(What this task involves)
Show every line that has the string "Focal" in it.

[start Records shown]

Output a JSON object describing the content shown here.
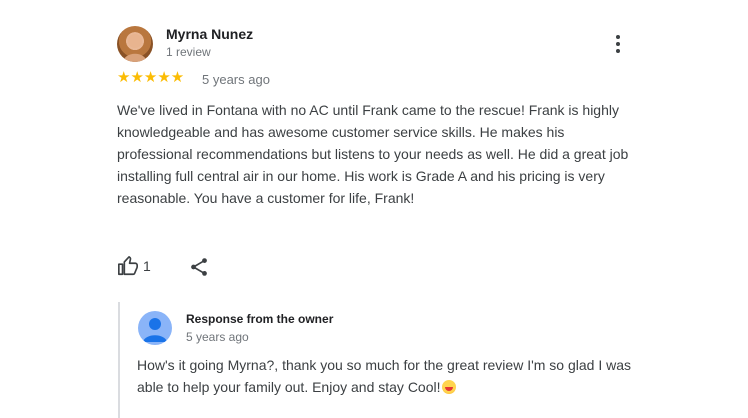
{
  "review": {
    "reviewer_name": "Myrna Nunez",
    "review_count": "1 review",
    "rating": 5,
    "stars": "★★★★★",
    "time": "5 years ago",
    "text": "We've lived in Fontana with no AC until Frank came to the rescue! Frank is highly knowledgeable and has awesome customer service skills. He makes his professional recommendations but listens to your needs as well. He did a great job installing full central air in our home. His work is Grade A and his pricing is very reasonable. You have a customer for life, Frank!",
    "like_count": "1",
    "icons": [
      "more-vert-icon",
      "thumb-up-icon",
      "share-icon"
    ],
    "star_color": "#fbbc04"
  },
  "owner_response": {
    "title": "Response from the owner",
    "time": "5 years ago",
    "text": "How's it going Myrna?, thank you so much for the great review I'm so glad I was able to help your family out. Enjoy and stay Cool!",
    "emoji_icon": "grinning-face-icon",
    "avatar_color": "#8ab4f8"
  }
}
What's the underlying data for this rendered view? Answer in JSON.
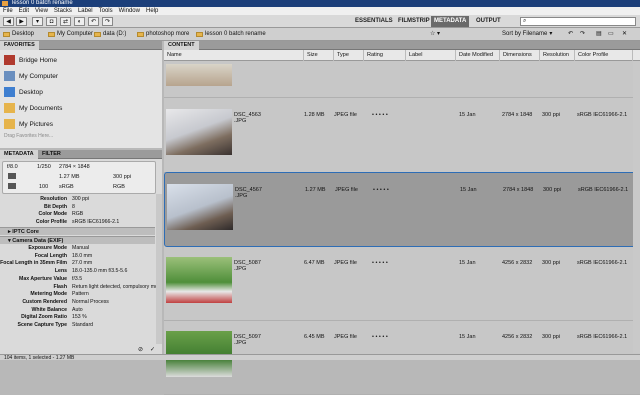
{
  "window": {
    "title": "lesson 0 batch rename"
  },
  "menu": [
    "File",
    "Edit",
    "View",
    "Stacks",
    "Label",
    "Tools",
    "Window",
    "Help"
  ],
  "workspaces": [
    "ESSENTIALS",
    "FILMSTRIP",
    "METADATA",
    "OUTPUT"
  ],
  "active_workspace": "METADATA",
  "sort_label": "Sort by Filename",
  "path": [
    "Desktop",
    "My Computer",
    "data (D:)",
    "photoshop more",
    "lesson 0 batch rename"
  ],
  "favorites": {
    "tab": "FAVORITES",
    "items": [
      "Bridge Home",
      "My Computer",
      "Desktop",
      "My Documents",
      "My Pictures"
    ],
    "hint": "Drag Favorites Here..."
  },
  "metapanel": {
    "tabs": [
      "METADATA",
      "FILTER"
    ],
    "summary": {
      "aperture": "f/8.0",
      "shutter": "1/250",
      "dims": "2784 × 1848",
      "size": "1.27 MB",
      "ppi": "300 ppi",
      "iso": "100",
      "profile": "sRGB",
      "mode": "RGB",
      "ev": "--"
    },
    "file_rows": [
      {
        "k": "Resolution",
        "v": "300 ppi"
      },
      {
        "k": "Bit Depth",
        "v": "8"
      },
      {
        "k": "Color Mode",
        "v": "RGB"
      },
      {
        "k": "Color Profile",
        "v": "sRGB IEC61966-2.1"
      }
    ],
    "iptc": "IPTC Core",
    "camera": "Camera Data (EXIF)",
    "exif_rows": [
      {
        "k": "Exposure Mode",
        "v": "Manual"
      },
      {
        "k": "Focal Length",
        "v": "18.0 mm"
      },
      {
        "k": "Focal Length in 35mm Film",
        "v": "27.0 mm"
      },
      {
        "k": "Lens",
        "v": "18.0-135.0 mm f/3.5-5.6"
      },
      {
        "k": "Max Aperture Value",
        "v": "f/3.5"
      },
      {
        "k": "Flash",
        "v": "Return light detected, compulsory mode"
      },
      {
        "k": "Metering Mode",
        "v": "Pattern"
      },
      {
        "k": "Custom Rendered",
        "v": "Normal Process"
      },
      {
        "k": "White Balance",
        "v": "Auto"
      },
      {
        "k": "Digital Zoom Ratio",
        "v": "153 %"
      },
      {
        "k": "Scene Capture Type",
        "v": "Standard"
      }
    ]
  },
  "content": {
    "tab": "CONTENT",
    "columns": [
      "Name",
      "Size",
      "Type",
      "Rating",
      "Label",
      "Date Modified",
      "Dimensions",
      "Resolution",
      "Color Profile"
    ],
    "rows": [
      {
        "name": "DSC_4563",
        "ext": ".JPG",
        "size": "1.28 MB",
        "type": "JPEG file",
        "rating": "• • • • •",
        "date": "15 Jan",
        "dims": "2784 x 1848",
        "res": "300 ppi",
        "profile": "sRGB IEC61966-2.1"
      },
      {
        "name": "DSC_4567",
        "ext": ".JPG",
        "size": "1.27 MB",
        "type": "JPEG file",
        "rating": "• • • • •",
        "date": "15 Jan",
        "dims": "2784 x 1848",
        "res": "300 ppi",
        "profile": "sRGB IEC61966-2.1"
      },
      {
        "name": "DSC_5087",
        "ext": ".JPG",
        "size": "6.47 MB",
        "type": "JPEG file",
        "rating": "• • • • •",
        "date": "15 Jan",
        "dims": "4256 x 2832",
        "res": "300 ppi",
        "profile": "sRGB IEC61966-2.1"
      },
      {
        "name": "DSC_5097",
        "ext": ".JPG",
        "size": "6.45 MB",
        "type": "JPEG file",
        "rating": "• • • • •",
        "date": "15 Jan",
        "dims": "4256 x 2832",
        "res": "300 ppi",
        "profile": "sRGB IEC61966-2.1"
      }
    ]
  },
  "status": "104 items, 1 selected - 1.27 MB"
}
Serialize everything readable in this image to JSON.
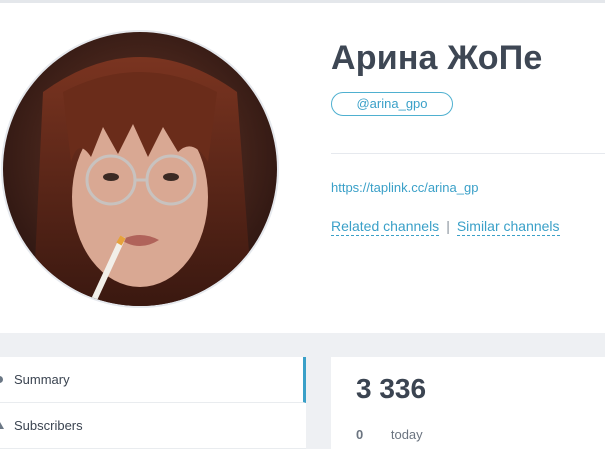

[end Records shown]

(Full output)
        "k": "Focal Length",
        "k": "Focal Length in 35mm Film",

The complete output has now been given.